* Task goal
Type out the data exactly as given. Skip any image.

— START Entries —

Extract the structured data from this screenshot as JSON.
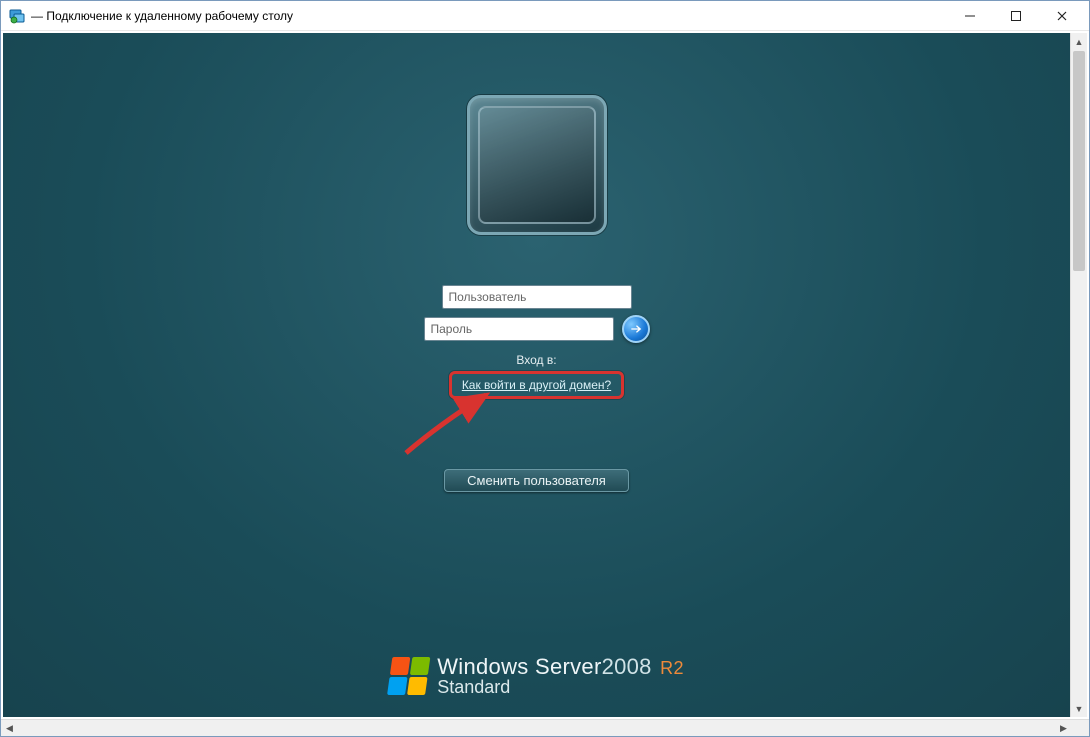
{
  "window": {
    "title": " — Подключение к удаленному рабочему столу"
  },
  "login": {
    "username_placeholder": "Пользователь",
    "password_placeholder": "Пароль",
    "login_to_label": "Вход в:",
    "other_domain_link": "Как войти в другой домен?",
    "switch_user": "Сменить пользователя"
  },
  "branding": {
    "product": "Windows Server",
    "year": "2008",
    "suffix": "R2",
    "edition": "Standard"
  }
}
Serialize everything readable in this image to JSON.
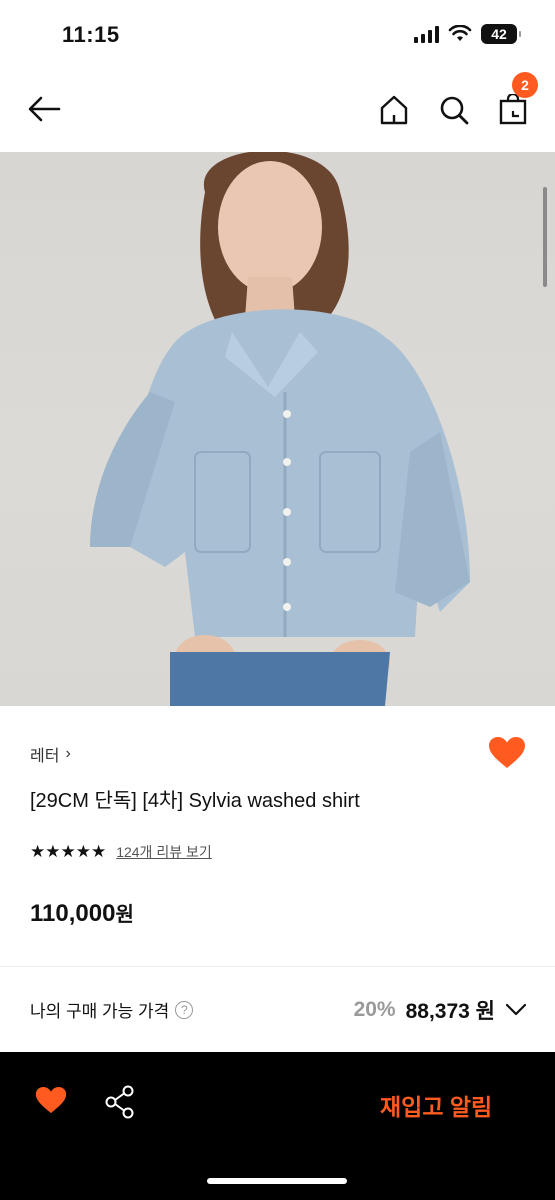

— END Entries —

* Written response
Extract the structured data from this screenshot as JSON.
{
  "window": {
    "title": " — Подключение к удаленному рабочему столу"
  },
  "login": {
    "username_placeholder": "Пользователь",
    "password_placeholder": "Пароль",
    "login_to_label": "Вход в:",
    "other_domain_link": "Как войти в другой домен?",
    "switch_user": "Сменить пользователя"
  },
  "branding": {
    "product": "Windows Server",
    "year": "2008",
    "suffix": "R2",
    "edition": "Standard"
  }
}
Serialize everything readable in this image to JSON.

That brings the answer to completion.